• **Task objective**:
Collect each line of the records containing the string "Australian".
:: Exercise materials ::
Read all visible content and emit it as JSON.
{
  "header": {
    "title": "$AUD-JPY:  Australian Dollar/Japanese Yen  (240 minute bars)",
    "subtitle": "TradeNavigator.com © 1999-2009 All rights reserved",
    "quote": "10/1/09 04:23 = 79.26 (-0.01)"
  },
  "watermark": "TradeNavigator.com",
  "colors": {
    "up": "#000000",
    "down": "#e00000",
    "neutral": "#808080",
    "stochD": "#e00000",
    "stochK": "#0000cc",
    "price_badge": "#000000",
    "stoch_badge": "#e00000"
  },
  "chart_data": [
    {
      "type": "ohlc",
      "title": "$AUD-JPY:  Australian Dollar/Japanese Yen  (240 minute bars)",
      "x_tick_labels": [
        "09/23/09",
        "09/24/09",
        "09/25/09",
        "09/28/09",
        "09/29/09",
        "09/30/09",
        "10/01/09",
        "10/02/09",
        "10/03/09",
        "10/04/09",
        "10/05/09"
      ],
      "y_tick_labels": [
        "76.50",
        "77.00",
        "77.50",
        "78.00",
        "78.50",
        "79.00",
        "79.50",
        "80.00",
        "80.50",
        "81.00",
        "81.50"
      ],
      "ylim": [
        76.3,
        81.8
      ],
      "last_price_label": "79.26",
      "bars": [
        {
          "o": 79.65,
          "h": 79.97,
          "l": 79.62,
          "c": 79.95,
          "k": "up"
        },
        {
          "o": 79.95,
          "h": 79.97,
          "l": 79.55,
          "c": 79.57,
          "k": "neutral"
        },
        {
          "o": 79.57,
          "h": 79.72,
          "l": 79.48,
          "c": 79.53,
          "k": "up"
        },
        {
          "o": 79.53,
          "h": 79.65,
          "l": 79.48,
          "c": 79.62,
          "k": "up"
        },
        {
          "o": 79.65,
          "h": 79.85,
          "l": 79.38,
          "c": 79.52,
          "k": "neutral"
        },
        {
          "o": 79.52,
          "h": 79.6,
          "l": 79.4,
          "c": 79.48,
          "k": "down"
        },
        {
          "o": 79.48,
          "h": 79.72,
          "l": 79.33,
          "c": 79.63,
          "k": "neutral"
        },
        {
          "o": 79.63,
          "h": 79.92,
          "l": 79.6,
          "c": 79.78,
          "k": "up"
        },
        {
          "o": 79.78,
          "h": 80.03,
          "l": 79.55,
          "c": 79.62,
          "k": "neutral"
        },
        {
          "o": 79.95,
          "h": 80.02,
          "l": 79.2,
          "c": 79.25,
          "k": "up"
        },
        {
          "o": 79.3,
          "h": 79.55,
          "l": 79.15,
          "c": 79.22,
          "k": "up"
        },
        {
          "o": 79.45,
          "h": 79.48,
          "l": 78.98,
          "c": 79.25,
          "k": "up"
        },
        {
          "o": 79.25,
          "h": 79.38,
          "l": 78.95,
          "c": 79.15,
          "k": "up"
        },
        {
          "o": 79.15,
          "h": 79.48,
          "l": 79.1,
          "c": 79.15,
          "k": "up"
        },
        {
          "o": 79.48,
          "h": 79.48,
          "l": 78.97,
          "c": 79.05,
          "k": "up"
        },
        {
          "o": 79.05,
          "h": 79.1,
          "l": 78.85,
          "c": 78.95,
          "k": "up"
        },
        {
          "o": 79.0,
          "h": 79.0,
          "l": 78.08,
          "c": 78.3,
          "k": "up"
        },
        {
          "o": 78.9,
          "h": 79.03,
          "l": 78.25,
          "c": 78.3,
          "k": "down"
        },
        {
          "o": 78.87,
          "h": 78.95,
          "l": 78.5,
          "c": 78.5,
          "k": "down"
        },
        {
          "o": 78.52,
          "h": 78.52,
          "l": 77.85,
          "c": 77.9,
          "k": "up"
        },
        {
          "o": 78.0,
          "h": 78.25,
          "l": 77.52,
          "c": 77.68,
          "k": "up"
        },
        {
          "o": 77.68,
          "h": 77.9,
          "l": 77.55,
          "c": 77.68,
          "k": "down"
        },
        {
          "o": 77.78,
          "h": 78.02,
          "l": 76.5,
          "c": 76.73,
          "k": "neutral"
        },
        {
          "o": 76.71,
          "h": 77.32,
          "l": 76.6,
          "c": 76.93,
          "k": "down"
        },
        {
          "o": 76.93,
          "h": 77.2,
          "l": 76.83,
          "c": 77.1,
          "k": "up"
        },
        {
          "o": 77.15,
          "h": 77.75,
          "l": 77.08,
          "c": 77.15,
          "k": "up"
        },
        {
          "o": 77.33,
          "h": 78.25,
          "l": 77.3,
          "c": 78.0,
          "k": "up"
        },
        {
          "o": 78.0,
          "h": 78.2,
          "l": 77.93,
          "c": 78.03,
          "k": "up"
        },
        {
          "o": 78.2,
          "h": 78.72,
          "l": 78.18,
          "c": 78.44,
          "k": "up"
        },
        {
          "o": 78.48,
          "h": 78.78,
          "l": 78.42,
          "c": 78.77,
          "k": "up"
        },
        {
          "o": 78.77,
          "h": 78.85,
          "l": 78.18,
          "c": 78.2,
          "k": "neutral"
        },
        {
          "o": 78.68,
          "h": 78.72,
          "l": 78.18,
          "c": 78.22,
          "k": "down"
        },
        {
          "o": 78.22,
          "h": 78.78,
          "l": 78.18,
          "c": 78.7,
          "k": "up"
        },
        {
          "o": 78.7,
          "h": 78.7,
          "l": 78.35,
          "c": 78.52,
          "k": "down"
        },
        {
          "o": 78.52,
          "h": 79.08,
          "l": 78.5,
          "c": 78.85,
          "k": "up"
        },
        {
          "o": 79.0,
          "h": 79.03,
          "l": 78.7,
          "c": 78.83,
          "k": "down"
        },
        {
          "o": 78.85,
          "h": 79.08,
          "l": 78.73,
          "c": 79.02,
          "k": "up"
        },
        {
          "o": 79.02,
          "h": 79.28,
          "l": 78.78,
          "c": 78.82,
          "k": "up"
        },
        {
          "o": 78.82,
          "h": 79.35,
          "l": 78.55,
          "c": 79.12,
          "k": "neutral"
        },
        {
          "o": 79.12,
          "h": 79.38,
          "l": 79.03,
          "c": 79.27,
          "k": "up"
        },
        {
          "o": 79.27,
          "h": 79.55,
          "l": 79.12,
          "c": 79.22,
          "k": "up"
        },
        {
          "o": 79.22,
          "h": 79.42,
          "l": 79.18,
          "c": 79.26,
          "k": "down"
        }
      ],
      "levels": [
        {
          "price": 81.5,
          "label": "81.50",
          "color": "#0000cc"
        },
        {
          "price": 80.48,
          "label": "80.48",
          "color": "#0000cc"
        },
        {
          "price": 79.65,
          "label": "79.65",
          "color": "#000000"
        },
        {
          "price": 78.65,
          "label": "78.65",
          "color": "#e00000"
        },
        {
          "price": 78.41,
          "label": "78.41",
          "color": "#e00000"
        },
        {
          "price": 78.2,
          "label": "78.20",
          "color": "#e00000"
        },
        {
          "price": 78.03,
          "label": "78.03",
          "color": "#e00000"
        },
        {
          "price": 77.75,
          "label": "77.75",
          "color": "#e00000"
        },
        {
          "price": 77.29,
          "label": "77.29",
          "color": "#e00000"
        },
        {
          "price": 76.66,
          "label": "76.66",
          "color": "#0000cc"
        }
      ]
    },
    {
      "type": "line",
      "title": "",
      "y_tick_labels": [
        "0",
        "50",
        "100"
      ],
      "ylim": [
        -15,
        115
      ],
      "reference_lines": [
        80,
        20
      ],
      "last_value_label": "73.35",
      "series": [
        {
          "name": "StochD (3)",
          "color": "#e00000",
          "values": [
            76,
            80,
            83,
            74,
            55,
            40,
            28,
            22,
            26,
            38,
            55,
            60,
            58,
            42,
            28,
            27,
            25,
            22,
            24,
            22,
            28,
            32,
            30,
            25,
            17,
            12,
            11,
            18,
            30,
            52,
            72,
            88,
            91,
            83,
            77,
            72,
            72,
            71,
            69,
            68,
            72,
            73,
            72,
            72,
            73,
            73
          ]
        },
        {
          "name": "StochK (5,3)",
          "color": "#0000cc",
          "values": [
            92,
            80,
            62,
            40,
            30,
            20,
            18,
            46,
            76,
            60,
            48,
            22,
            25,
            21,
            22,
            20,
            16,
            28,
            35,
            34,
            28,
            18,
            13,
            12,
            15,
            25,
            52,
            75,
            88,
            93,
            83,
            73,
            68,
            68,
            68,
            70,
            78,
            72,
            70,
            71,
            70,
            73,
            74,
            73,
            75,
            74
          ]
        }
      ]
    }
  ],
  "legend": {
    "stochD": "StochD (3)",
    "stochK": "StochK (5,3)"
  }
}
:::
• **Answer to this problem**:
    "title": "$AUD-JPY:  Australian Dollar/Japanese Yen  (240 minute bars)",
      "title": "$AUD-JPY:  Australian Dollar/Japanese Yen  (240 minute bars)",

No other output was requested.